• **WHAT YOU WILL DO**: Each record must be retyped in full. No character may differ.

• **EXERCISE DATA**:

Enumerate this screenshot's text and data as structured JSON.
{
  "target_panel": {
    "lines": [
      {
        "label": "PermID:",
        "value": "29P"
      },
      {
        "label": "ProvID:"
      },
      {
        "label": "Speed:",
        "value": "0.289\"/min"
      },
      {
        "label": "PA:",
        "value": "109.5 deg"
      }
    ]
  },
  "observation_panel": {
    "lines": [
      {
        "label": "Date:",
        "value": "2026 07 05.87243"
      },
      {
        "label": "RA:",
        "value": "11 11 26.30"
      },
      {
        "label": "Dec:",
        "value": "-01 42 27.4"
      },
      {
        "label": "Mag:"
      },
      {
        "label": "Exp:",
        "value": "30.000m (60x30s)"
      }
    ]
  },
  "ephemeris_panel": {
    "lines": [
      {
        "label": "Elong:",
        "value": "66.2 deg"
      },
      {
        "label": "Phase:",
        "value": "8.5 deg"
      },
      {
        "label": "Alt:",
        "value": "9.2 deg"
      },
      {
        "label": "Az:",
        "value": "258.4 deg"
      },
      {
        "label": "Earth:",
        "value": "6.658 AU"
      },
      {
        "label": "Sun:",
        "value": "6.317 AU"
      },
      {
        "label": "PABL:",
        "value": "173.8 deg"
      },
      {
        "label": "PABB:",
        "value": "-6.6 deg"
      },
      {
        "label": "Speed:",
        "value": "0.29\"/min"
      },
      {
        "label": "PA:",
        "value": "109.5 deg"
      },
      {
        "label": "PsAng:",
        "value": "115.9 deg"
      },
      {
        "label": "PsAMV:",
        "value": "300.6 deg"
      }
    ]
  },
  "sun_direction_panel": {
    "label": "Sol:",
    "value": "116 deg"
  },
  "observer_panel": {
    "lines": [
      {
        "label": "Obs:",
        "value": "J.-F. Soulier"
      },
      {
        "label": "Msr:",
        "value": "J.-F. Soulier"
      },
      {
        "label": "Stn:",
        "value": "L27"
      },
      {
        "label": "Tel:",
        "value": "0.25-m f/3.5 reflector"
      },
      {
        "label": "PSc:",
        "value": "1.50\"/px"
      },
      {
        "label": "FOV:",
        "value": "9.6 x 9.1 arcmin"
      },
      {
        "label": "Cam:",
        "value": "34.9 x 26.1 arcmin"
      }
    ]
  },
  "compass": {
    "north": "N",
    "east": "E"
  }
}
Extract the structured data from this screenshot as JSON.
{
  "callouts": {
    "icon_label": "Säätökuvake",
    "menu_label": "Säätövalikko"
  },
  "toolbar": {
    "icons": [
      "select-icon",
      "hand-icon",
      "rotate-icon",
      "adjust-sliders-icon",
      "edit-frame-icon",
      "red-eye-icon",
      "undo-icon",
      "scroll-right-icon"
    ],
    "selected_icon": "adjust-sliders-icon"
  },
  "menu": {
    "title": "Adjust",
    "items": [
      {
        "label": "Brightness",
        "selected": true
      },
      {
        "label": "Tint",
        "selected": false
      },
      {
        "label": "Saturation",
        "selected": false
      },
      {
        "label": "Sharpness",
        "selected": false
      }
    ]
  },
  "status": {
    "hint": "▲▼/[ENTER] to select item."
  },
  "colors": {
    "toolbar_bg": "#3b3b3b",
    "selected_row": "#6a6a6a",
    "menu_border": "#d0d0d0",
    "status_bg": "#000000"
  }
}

• **ANSWER TO THE EXERCISE**:
Enumerate this screenshot's text and data as structured JSON.
{
  "target_panel": {
    "lines": [
      {
        "label": "PermID:",
        "value": "29P"
      },
      {
        "label": "ProvID:"
      },
      {
        "label": "Speed:",
        "value": "0.289\"/min"
      },
      {
        "label": "PA:",
        "value": "109.5 deg"
      }
    ]
  },
  "observation_panel": {
    "lines": [
      {
        "label": "Date:",
        "value": "2026 07 05.87243"
      },
      {
        "label": "RA:",
        "value": "11 11 26.30"
      },
      {
        "label": "Dec:",
        "value": "-01 42 27.4"
      },
      {
        "label": "Mag:"
      },
      {
        "label": "Exp:",
        "value": "30.000m (60x30s)"
      }
    ]
  },
  "ephemeris_panel": {
    "lines": [
      {
        "label": "Elong:",
        "value": "66.2 deg"
      },
      {
        "label": "Phase:",
        "value": "8.5 deg"
      },
      {
        "label": "Alt:",
        "value": "9.2 deg"
      },
      {
        "label": "Az:",
        "value": "258.4 deg"
      },
      {
        "label": "Earth:",
        "value": "6.658 AU"
      },
      {
        "label": "Sun:",
        "value": "6.317 AU"
      },
      {
        "label": "PABL:",
        "value": "173.8 deg"
      },
      {
        "label": "PABB:",
        "value": "-6.6 deg"
      },
      {
        "label": "Speed:",
        "value": "0.29\"/min"
      },
      {
        "label": "PA:",
        "value": "109.5 deg"
      },
      {
        "label": "PsAng:",
        "value": "115.9 deg"
      },
      {
        "label": "PsAMV:",
        "value": "300.6 deg"
      }
    ]
  },
  "sun_direction_panel": {
    "label": "Sol:",
    "value": "116 deg"
  },
  "observer_panel": {
    "lines": [
      {
        "label": "Obs:",
        "value": "J.-F. Soulier"
      },
      {
        "label": "Msr:",
        "value": "J.-F. Soulier"
      },
      {
        "label": "Stn:",
        "value": "L27"
      },
      {
        "label": "Tel:",
        "value": "0.25-m f/3.5 reflector"
      },
      {
        "label": "PSc:",
        "value": "1.50\"/px"
      },
      {
        "label": "FOV:",
        "value": "9.6 x 9.1 arcmin"
      },
      {
        "label": "Cam:",
        "value": "34.9 x 26.1 arcmin"
      }
    ]
  },
  "compass": {
    "north": "N",
    "east": "E"
  }
}
Extract the structured data from this screenshot as JSON.
{
  "callouts": {
    "icon_label": "Säätökuvake",
    "menu_label": "Säätövalikko"
  },
  "toolbar": {
    "icons": [
      "select-icon",
      "hand-icon",
      "rotate-icon",
      "adjust-sliders-icon",
      "edit-frame-icon",
      "red-eye-icon",
      "undo-icon",
      "scroll-right-icon"
    ],
    "selected_icon": "adjust-sliders-icon"
  },
  "menu": {
    "title": "Adjust",
    "items": [
      {
        "label": "Brightness",
        "selected": true
      },
      {
        "label": "Tint",
        "selected": false
      },
      {
        "label": "Saturation",
        "selected": false
      },
      {
        "label": "Sharpness",
        "selected": false
      }
    ]
  },
  "status": {
    "hint": "▲▼/[ENTER] to select item."
  },
  "colors": {
    "toolbar_bg": "#3b3b3b",
    "selected_row": "#6a6a6a",
    "menu_border": "#d0d0d0",
    "status_bg": "#000000"
  }
}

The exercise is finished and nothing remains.